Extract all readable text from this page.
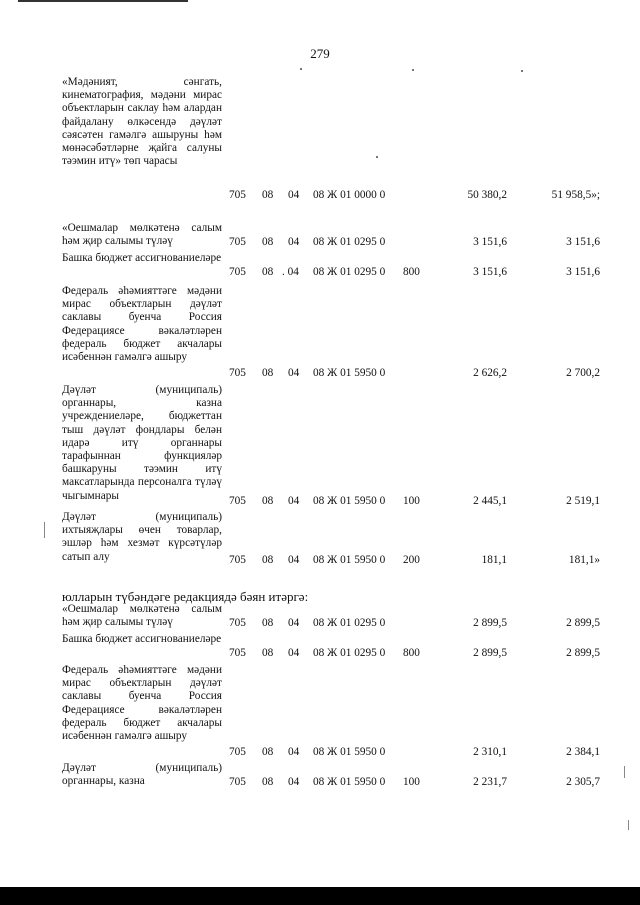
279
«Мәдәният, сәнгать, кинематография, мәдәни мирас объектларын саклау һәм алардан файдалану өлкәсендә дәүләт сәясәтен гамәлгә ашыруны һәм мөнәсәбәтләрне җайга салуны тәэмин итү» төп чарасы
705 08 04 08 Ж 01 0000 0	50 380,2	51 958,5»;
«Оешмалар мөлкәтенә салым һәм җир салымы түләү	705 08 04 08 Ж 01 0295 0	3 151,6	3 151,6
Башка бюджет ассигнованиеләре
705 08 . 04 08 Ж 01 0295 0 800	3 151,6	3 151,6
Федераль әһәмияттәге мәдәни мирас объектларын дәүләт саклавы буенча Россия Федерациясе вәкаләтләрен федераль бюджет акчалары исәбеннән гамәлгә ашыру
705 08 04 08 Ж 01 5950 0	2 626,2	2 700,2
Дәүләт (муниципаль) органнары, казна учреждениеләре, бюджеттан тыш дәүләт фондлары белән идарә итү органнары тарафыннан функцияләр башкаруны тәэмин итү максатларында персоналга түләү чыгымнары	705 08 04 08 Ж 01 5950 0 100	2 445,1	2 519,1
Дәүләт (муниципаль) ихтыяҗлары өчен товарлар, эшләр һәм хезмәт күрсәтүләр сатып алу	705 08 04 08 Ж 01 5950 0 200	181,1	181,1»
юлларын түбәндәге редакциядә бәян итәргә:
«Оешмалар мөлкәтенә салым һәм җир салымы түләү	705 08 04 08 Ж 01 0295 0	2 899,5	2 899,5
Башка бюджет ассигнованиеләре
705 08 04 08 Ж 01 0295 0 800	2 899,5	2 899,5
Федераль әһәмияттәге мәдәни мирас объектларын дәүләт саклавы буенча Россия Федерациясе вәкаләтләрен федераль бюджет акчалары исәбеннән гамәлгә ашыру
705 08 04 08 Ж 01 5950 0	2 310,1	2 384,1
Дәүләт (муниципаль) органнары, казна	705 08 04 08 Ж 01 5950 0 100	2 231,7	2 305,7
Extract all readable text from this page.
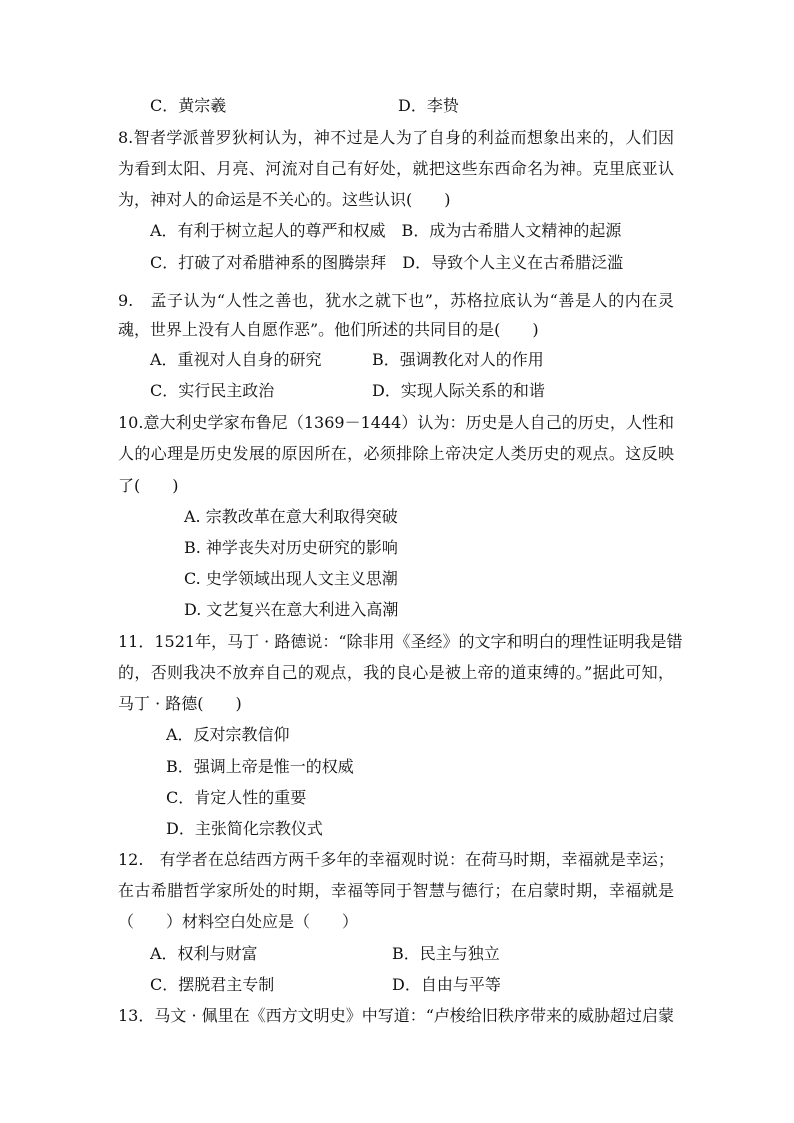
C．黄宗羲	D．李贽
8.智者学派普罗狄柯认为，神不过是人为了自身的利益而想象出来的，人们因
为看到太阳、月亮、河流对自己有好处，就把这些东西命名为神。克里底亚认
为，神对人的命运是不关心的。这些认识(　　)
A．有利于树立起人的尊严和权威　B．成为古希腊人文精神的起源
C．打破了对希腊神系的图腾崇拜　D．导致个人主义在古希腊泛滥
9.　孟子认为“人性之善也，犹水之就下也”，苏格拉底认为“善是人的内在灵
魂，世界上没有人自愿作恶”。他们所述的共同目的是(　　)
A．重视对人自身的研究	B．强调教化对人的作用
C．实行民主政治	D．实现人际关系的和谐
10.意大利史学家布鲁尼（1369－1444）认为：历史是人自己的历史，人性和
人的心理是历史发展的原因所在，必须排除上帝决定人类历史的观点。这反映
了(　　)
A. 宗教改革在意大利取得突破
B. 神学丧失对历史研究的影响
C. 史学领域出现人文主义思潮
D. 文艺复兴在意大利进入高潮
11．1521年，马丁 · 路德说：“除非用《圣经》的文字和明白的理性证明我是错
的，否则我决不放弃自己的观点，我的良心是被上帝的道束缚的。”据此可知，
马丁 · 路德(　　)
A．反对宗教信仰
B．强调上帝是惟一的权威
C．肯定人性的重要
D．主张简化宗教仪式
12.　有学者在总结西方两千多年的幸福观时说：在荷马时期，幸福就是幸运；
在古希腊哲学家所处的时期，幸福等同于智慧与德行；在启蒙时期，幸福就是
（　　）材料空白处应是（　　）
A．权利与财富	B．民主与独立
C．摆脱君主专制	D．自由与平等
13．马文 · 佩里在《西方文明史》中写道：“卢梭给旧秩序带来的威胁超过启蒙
● ● ●
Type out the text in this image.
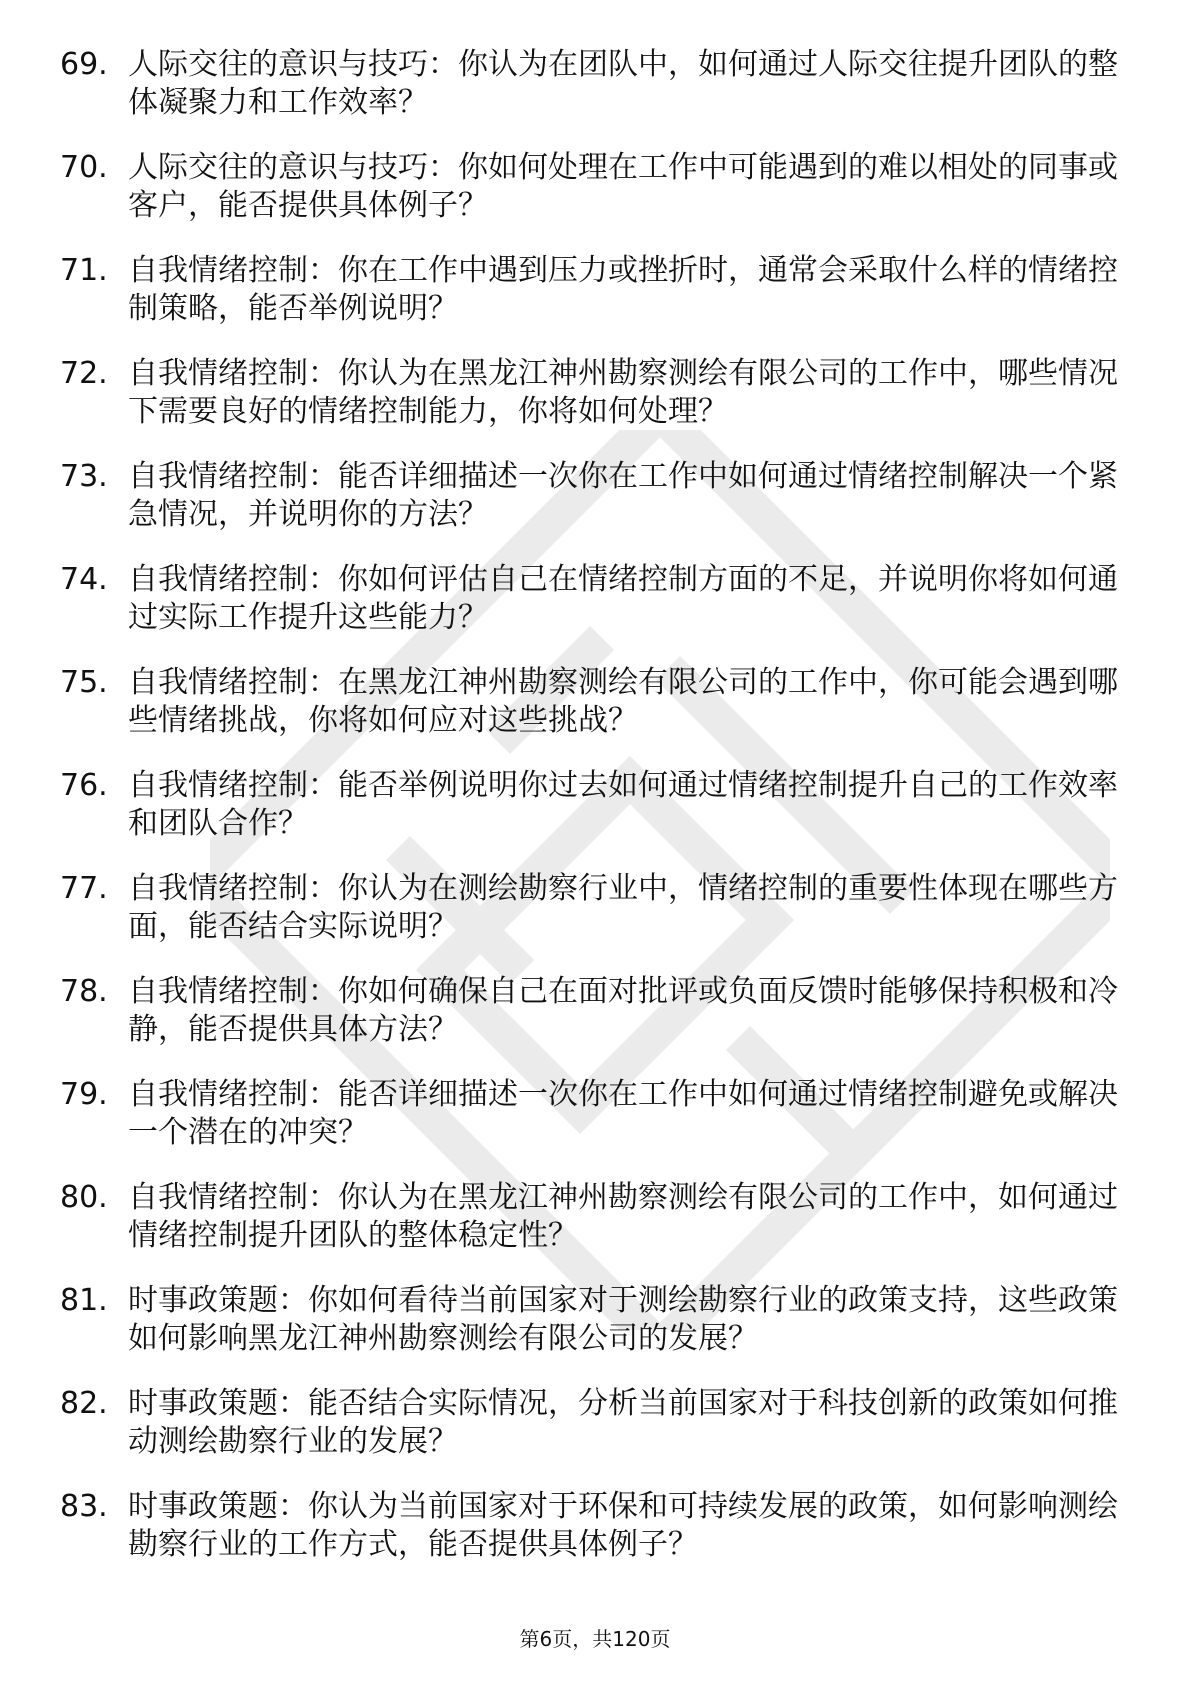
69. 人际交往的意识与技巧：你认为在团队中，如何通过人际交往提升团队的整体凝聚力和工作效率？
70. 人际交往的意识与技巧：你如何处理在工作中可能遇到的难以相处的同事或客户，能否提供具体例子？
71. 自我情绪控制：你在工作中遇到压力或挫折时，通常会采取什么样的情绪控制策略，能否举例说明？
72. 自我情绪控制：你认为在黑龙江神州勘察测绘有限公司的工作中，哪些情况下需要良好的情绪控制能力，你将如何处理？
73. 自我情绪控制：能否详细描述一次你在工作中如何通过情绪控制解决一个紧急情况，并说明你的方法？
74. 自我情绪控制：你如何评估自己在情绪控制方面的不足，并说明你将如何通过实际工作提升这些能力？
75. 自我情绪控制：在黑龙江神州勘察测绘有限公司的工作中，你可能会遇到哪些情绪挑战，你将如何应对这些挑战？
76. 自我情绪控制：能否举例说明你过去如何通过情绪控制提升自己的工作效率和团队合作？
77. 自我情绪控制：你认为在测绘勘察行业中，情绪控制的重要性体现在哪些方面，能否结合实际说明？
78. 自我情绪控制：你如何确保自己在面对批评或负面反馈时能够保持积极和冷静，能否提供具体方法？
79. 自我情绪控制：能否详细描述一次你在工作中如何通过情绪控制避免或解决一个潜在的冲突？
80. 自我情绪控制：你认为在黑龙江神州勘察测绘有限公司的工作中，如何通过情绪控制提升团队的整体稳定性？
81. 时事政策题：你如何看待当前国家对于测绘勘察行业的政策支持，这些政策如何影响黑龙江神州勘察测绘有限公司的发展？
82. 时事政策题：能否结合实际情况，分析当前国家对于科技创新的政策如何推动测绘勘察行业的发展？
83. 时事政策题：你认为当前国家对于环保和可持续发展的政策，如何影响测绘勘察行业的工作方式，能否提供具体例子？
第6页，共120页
● ● ●
**WHAT IS REQUIRED**
Find how many lines in the listing contain the word "органнары" and give that count alone.

**EXERCISE RESPONSE**
2